## [Directive]
Scan the following material for the string "Обзор" and copy each line in which it appears.

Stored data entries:
▼

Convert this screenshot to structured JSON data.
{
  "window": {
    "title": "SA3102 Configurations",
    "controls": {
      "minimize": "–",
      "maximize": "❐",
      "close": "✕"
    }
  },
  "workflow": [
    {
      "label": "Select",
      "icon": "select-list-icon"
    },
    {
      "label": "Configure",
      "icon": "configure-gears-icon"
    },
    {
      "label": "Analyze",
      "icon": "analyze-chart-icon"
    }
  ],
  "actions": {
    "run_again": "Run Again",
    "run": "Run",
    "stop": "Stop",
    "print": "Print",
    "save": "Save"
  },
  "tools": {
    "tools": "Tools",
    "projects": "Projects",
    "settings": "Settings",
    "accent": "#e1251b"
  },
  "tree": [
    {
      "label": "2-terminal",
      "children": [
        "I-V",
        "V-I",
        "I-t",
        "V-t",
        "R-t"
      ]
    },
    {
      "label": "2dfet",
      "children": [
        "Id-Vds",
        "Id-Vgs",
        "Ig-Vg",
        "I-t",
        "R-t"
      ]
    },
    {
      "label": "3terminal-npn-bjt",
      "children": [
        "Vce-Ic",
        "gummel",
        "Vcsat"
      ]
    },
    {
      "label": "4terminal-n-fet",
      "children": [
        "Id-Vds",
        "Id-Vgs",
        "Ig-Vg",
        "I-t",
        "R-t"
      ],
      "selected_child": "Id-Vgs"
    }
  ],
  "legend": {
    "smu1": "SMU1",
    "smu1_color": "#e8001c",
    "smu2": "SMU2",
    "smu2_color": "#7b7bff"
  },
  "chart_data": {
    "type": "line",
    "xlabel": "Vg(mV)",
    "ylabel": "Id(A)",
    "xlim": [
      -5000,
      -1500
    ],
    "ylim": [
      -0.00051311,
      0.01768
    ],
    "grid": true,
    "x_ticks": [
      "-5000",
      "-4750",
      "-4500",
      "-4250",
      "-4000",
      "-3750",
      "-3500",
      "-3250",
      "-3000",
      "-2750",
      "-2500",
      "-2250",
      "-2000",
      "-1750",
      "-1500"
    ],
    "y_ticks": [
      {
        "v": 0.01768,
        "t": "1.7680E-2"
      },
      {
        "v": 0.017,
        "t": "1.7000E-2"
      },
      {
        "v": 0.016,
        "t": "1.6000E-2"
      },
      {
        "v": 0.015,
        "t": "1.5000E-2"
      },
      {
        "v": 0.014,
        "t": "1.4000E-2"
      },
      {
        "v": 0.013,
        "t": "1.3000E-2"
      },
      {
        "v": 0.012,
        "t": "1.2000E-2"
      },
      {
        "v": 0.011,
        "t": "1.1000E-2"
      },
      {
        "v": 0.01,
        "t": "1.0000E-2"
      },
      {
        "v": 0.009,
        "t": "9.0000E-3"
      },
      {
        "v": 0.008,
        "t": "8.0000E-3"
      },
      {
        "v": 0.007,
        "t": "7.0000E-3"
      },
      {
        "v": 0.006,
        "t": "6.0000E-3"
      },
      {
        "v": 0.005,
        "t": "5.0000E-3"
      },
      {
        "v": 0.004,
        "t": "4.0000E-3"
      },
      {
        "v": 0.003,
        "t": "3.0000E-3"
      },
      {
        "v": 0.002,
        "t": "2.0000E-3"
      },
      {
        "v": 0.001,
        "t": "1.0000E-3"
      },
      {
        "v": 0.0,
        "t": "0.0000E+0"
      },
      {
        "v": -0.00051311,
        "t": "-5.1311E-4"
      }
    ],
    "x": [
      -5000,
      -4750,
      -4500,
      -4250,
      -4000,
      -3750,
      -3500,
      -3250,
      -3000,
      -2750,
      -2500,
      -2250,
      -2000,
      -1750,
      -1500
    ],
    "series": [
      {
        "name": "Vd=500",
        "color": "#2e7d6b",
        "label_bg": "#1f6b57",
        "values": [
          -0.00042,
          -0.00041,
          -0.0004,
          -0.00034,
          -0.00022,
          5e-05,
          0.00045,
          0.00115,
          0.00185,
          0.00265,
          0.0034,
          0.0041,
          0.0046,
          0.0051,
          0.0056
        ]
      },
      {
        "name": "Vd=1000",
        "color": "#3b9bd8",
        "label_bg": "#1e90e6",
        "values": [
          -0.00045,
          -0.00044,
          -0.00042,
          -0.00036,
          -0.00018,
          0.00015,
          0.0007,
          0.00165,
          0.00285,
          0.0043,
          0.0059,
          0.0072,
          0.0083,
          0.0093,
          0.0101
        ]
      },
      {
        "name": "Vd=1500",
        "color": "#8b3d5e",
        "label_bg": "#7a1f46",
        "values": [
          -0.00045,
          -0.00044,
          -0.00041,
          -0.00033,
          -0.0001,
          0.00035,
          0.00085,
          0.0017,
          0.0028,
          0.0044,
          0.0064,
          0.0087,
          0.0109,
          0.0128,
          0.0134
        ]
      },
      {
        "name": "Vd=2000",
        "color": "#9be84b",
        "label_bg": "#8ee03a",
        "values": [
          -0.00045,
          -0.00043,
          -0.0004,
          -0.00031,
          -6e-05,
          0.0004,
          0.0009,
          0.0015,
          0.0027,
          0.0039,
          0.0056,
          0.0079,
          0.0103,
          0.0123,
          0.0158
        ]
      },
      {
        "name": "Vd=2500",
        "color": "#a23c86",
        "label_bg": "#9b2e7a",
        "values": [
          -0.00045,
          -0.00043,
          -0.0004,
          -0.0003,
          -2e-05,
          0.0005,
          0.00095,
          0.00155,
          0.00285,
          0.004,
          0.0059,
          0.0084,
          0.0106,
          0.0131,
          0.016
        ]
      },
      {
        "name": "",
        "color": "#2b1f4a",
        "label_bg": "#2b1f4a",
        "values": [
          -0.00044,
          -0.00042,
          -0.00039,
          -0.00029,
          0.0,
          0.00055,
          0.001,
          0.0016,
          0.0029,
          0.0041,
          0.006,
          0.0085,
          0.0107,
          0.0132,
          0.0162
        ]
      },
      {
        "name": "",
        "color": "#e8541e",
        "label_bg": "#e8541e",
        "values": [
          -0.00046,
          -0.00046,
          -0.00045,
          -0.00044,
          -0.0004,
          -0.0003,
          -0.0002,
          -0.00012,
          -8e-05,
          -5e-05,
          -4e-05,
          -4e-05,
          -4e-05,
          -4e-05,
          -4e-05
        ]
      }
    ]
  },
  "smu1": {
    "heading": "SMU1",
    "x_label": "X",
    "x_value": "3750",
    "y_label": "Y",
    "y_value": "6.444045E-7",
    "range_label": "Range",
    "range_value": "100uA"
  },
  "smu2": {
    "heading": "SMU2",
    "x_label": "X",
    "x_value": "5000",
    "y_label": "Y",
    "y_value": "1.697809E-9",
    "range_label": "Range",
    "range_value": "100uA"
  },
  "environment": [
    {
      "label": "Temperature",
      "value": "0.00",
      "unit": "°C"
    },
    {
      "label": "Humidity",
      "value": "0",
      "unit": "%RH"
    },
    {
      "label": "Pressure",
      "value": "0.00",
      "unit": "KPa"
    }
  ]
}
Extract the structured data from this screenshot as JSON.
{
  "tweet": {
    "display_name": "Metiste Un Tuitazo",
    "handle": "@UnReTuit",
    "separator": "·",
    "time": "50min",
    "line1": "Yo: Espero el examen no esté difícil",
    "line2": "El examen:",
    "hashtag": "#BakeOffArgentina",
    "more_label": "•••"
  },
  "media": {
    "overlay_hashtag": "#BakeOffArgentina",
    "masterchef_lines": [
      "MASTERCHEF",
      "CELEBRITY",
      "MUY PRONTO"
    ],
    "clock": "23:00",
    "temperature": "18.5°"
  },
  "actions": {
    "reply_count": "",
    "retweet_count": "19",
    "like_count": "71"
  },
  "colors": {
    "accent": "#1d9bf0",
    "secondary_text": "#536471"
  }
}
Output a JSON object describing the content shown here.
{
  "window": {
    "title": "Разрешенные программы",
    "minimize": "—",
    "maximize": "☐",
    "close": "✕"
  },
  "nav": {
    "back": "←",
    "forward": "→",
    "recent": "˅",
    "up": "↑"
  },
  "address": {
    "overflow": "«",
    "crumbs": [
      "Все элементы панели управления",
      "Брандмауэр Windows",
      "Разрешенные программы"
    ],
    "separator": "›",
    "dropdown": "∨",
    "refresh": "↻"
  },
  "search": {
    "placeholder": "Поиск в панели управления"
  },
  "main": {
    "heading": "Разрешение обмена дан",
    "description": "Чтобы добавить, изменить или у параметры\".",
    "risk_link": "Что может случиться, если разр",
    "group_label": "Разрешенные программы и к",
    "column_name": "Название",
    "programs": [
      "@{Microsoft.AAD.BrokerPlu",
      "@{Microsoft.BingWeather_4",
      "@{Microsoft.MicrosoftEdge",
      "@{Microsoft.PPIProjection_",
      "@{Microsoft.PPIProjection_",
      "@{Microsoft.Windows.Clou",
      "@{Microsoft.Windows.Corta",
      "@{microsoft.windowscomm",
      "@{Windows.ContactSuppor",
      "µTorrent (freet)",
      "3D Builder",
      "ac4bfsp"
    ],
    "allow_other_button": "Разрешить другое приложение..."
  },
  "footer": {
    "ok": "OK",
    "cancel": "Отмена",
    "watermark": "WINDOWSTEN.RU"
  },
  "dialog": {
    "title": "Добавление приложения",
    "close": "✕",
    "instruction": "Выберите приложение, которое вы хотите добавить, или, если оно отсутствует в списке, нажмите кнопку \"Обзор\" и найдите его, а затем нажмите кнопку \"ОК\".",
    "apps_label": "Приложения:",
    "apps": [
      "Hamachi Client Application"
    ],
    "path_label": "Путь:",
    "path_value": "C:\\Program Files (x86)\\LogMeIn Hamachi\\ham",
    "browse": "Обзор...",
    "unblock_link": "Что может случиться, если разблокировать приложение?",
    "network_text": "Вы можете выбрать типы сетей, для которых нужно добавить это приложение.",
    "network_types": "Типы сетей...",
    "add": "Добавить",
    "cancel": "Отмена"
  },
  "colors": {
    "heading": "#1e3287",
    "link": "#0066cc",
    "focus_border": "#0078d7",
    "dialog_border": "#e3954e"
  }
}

▲

## [Expected answer]
    "instruction": "Выберите приложение, которое вы хотите добавить, или, если оно отсутствует в списке, нажмите кнопку \"Обзор\" и найдите его, а затем нажмите кнопку \"ОК\".",
    "browse": "Обзор...",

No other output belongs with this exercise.